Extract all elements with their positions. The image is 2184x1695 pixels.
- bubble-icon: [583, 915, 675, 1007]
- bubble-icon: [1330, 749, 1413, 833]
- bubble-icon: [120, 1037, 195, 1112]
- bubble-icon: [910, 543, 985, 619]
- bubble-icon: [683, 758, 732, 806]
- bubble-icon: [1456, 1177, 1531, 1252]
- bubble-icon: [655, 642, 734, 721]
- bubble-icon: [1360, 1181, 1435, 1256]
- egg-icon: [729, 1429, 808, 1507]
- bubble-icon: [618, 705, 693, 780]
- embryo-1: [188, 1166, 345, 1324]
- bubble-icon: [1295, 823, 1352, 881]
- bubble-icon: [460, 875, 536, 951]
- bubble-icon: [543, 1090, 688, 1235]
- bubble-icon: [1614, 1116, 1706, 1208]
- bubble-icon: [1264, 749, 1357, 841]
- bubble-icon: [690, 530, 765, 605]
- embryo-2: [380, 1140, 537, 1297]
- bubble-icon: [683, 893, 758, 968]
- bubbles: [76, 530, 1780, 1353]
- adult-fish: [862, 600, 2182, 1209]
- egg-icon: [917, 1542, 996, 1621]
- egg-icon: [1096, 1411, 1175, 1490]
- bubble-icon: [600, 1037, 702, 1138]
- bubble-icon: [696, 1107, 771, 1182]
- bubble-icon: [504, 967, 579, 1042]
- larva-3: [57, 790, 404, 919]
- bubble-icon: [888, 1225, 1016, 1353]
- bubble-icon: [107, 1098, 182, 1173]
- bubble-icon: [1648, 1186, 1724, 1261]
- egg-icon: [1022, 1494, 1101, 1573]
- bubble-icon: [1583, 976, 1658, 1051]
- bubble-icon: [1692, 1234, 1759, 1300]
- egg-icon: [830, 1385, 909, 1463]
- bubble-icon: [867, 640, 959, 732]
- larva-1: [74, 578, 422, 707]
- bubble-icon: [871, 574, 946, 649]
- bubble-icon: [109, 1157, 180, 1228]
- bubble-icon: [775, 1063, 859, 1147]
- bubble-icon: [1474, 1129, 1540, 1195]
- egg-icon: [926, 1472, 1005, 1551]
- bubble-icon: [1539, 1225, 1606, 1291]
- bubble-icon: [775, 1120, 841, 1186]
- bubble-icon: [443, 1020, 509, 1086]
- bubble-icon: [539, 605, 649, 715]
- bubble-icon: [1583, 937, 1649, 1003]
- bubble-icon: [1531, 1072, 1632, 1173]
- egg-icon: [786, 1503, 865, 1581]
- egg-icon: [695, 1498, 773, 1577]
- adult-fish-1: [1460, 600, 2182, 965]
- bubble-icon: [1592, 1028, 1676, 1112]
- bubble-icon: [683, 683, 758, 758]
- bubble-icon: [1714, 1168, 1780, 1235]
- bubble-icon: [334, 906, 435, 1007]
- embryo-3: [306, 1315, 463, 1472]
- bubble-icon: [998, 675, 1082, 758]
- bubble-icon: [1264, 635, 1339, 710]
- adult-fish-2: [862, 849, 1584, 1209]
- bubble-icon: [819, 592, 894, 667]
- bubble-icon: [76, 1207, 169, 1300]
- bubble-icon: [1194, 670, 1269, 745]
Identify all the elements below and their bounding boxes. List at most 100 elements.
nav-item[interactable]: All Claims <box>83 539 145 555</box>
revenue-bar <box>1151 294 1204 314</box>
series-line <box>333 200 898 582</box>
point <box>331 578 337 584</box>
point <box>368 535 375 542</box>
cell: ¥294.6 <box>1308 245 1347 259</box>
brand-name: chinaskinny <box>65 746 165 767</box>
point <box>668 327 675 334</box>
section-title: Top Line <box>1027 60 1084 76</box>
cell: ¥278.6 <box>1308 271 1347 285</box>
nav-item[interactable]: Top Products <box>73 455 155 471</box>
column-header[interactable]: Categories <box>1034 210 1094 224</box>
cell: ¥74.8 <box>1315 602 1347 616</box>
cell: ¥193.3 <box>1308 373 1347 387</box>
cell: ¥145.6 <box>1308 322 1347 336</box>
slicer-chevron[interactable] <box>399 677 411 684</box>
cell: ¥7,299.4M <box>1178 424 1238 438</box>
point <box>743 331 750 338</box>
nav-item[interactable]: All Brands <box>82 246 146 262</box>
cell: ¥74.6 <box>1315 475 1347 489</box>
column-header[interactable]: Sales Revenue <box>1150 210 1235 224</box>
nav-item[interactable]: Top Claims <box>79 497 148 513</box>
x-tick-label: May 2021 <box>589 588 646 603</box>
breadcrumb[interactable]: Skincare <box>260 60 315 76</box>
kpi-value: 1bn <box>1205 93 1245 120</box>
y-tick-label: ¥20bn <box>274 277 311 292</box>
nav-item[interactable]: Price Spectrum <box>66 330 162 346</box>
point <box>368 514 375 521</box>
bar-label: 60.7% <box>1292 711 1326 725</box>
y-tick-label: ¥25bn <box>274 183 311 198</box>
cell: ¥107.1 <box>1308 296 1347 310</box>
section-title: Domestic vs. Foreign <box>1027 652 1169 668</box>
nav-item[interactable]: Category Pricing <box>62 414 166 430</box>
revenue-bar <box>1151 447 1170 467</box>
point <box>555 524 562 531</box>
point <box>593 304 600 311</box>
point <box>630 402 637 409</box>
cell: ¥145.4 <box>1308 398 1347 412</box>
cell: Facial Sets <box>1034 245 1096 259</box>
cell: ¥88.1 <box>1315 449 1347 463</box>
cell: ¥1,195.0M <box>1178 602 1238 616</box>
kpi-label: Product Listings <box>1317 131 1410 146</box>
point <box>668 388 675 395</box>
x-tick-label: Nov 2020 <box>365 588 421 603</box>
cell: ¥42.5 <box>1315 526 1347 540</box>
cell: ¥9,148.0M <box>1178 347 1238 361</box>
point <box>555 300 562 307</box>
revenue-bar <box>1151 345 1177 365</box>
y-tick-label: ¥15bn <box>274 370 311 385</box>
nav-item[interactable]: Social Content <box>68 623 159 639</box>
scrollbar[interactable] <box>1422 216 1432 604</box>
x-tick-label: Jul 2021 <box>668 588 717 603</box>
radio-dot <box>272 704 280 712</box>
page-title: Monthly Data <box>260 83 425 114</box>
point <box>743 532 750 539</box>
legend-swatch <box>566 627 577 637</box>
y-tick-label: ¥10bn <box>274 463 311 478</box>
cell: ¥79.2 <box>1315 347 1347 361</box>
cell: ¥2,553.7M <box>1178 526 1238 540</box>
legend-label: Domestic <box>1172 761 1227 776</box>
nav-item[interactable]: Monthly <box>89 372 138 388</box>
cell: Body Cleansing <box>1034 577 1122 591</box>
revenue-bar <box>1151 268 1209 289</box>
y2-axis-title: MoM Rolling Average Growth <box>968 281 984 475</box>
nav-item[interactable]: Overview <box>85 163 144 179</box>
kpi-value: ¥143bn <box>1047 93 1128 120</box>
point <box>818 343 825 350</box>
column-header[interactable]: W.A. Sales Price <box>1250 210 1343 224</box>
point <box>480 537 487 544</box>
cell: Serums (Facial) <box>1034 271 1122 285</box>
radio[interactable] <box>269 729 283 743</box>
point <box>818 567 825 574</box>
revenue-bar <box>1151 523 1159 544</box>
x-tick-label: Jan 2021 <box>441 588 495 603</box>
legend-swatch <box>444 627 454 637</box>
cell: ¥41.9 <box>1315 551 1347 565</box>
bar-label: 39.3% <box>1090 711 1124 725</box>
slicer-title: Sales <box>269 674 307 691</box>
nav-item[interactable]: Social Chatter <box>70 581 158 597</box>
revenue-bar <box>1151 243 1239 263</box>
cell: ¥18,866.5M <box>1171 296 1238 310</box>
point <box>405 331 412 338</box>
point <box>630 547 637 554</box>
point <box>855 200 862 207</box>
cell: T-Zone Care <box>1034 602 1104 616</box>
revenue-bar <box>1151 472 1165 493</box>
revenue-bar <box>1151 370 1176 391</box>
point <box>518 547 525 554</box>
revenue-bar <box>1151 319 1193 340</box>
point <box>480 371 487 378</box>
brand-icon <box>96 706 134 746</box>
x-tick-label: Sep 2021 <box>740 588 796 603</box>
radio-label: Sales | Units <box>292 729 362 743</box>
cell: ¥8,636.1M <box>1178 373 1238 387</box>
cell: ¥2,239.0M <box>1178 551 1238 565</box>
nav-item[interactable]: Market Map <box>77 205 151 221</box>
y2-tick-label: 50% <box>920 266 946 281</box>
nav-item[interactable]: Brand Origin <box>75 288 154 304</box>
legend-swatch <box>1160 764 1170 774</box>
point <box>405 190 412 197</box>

════════════════════

Task directions -> Write out the material exactly, from its opening line through the line containing "- bubble-icon: [460, 875, 536, 951]", including both.

Reply to the exercise ->
Extract all elements with their positions. The image is 2184x1695 pixels.
- bubble-icon: [583, 915, 675, 1007]
- bubble-icon: [1330, 749, 1413, 833]
- bubble-icon: [120, 1037, 195, 1112]
- bubble-icon: [910, 543, 985, 619]
- bubble-icon: [683, 758, 732, 806]
- bubble-icon: [1456, 1177, 1531, 1252]
- bubble-icon: [655, 642, 734, 721]
- bubble-icon: [1360, 1181, 1435, 1256]
- egg-icon: [729, 1429, 808, 1507]
- bubble-icon: [618, 705, 693, 780]
- embryo-1: [188, 1166, 345, 1324]
- bubble-icon: [1295, 823, 1352, 881]
- bubble-icon: [460, 875, 536, 951]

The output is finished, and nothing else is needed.